§ **Exercise prompt**
For the records below, the count of lines that hold "Dendritic" is required; give only that number.

-=-=-

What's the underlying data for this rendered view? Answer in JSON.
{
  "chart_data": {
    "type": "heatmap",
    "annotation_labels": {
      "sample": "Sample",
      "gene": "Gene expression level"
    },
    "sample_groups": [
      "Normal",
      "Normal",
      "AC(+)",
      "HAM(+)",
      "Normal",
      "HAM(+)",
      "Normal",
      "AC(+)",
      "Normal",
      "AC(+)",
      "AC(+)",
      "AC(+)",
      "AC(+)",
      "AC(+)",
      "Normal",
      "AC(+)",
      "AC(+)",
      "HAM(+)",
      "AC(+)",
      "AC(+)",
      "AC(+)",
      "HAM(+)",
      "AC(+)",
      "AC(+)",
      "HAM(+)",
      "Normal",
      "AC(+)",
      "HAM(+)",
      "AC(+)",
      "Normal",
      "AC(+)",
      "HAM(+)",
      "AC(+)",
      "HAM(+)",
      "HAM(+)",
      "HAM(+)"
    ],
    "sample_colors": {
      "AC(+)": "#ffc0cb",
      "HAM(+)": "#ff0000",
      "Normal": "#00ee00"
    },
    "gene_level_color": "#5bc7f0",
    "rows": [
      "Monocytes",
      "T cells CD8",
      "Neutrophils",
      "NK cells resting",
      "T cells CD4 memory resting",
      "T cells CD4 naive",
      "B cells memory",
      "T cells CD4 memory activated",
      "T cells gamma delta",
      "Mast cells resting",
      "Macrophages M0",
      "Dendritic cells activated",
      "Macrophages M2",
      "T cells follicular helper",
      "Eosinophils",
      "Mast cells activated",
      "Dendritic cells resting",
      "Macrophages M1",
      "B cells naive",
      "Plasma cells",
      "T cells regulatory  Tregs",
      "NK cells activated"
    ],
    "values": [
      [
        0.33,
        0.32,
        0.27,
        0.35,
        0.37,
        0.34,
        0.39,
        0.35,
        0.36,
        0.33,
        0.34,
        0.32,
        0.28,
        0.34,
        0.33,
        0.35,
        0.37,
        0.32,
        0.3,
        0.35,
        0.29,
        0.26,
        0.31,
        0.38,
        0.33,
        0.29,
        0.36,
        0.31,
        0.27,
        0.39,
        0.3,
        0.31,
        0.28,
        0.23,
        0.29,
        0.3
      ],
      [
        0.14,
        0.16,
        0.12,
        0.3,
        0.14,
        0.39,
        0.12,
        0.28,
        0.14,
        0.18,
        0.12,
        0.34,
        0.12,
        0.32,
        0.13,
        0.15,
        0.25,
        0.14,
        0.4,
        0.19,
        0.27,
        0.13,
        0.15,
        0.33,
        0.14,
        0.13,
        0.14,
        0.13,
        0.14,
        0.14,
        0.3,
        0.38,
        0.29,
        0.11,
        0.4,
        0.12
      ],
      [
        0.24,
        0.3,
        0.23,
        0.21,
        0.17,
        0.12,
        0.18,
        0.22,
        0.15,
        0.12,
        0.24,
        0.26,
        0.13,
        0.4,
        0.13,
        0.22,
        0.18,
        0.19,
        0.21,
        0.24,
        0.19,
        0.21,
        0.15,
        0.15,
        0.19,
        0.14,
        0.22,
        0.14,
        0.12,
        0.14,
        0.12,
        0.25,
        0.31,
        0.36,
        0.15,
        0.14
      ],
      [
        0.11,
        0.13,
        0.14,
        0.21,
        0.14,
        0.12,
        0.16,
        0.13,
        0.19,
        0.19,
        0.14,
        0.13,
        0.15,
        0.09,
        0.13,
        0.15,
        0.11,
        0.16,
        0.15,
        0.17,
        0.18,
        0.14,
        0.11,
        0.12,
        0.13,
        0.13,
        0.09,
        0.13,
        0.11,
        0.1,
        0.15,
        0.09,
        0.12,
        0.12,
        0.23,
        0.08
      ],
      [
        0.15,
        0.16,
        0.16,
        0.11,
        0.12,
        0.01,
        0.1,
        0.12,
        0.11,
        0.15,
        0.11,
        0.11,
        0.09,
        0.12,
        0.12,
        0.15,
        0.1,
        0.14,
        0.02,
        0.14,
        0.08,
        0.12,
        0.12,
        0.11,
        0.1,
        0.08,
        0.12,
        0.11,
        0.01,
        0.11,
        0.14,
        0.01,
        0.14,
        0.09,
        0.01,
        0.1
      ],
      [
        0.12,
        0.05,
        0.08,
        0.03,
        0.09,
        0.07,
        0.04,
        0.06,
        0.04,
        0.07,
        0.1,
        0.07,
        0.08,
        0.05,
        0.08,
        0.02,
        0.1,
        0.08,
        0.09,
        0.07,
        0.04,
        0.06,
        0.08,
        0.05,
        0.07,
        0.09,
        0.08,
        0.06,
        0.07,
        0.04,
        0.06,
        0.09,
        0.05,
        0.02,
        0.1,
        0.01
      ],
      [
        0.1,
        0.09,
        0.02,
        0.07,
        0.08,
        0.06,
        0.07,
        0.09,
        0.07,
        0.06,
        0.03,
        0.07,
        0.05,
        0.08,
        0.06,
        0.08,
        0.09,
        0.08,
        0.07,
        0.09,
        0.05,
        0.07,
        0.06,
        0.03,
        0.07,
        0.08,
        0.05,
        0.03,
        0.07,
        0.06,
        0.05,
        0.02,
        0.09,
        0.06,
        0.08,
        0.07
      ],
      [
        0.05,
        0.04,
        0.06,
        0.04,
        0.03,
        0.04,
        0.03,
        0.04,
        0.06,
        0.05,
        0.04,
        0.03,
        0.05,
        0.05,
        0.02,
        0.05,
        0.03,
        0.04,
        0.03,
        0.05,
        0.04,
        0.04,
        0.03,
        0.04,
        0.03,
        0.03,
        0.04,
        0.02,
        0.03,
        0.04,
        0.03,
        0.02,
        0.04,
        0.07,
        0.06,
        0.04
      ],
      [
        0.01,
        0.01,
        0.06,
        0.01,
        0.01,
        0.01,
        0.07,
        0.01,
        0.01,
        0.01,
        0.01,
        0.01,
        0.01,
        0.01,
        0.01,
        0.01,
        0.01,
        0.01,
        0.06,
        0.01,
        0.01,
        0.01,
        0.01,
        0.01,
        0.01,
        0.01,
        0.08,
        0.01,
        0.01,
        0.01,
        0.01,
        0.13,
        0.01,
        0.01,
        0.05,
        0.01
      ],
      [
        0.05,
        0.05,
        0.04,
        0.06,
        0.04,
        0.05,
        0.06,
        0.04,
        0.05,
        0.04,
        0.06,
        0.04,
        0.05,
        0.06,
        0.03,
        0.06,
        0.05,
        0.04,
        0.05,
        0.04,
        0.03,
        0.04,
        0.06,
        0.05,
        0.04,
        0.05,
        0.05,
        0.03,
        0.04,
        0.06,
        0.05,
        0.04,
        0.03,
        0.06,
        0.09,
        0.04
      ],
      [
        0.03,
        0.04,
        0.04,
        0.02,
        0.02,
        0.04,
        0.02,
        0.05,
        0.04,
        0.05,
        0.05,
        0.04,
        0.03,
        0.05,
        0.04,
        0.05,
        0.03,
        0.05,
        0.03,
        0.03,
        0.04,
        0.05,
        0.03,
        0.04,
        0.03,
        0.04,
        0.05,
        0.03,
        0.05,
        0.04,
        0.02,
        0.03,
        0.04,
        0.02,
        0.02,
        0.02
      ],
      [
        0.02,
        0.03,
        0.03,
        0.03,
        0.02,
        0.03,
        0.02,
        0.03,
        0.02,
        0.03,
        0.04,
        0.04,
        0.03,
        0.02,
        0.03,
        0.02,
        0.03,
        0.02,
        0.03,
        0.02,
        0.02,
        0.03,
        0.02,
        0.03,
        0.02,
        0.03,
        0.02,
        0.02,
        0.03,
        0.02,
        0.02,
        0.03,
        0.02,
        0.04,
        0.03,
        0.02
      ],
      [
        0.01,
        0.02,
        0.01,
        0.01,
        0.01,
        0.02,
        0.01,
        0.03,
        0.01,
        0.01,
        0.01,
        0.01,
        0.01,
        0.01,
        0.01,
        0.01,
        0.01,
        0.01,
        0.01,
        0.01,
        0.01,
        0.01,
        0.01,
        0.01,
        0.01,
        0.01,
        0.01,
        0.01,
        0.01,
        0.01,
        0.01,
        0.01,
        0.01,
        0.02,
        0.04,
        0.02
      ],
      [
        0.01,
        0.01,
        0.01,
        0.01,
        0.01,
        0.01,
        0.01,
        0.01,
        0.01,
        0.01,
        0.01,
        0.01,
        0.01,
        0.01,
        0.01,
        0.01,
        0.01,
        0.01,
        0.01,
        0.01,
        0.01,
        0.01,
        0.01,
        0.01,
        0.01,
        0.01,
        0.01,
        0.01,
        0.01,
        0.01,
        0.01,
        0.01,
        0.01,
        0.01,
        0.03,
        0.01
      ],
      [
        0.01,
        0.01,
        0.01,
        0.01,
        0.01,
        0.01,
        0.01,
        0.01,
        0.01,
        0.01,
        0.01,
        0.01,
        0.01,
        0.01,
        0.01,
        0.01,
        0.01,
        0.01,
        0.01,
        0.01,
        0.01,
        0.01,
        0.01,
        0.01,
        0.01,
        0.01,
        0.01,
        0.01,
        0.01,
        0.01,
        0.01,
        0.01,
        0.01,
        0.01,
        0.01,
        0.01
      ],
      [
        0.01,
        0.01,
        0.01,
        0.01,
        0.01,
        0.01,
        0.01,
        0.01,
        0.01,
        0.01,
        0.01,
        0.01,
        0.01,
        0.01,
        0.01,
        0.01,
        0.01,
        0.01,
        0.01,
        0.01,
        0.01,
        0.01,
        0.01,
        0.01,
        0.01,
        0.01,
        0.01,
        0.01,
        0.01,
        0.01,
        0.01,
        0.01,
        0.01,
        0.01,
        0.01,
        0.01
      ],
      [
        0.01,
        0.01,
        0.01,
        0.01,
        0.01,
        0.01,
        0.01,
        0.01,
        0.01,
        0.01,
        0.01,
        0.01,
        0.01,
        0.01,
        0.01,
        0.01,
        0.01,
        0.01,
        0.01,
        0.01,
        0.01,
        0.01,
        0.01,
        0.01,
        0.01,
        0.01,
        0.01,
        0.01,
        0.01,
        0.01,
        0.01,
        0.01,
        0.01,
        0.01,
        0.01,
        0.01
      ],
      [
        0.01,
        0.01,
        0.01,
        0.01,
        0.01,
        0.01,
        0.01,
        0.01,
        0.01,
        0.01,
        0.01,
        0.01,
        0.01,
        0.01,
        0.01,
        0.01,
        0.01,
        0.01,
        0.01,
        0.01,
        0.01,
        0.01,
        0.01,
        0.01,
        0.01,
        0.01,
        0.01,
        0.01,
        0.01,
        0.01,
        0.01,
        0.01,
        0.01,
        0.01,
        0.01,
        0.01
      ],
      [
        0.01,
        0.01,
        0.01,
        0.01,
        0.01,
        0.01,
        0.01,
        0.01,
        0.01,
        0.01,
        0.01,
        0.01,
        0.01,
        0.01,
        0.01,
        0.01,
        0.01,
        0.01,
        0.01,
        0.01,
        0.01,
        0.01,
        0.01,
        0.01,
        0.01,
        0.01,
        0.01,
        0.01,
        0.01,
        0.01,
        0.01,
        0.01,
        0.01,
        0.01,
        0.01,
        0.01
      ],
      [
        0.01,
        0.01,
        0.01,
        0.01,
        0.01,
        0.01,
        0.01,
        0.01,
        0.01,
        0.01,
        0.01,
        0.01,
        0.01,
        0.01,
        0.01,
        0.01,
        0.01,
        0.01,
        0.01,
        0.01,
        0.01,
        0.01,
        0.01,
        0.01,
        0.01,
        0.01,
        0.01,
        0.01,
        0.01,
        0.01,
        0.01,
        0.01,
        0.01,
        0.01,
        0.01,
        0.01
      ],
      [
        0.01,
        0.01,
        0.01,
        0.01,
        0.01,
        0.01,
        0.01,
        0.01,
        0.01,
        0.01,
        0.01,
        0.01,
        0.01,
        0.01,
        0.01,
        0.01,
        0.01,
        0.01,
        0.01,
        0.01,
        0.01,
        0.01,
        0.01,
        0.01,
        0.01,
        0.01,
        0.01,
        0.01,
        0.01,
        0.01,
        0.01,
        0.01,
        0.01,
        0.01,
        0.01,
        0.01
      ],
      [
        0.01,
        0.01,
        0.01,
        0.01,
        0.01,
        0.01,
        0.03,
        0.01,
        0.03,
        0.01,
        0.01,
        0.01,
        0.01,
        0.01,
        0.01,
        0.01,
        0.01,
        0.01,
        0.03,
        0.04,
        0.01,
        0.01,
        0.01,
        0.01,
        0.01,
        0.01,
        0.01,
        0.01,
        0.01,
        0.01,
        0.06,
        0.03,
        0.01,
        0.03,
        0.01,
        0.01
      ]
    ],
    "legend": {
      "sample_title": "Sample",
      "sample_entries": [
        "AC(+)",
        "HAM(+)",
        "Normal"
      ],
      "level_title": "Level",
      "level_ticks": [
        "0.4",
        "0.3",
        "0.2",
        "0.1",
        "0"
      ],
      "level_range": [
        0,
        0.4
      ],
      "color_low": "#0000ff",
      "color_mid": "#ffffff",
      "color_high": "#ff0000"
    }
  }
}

-=-=-

§ **Exercise answer**
2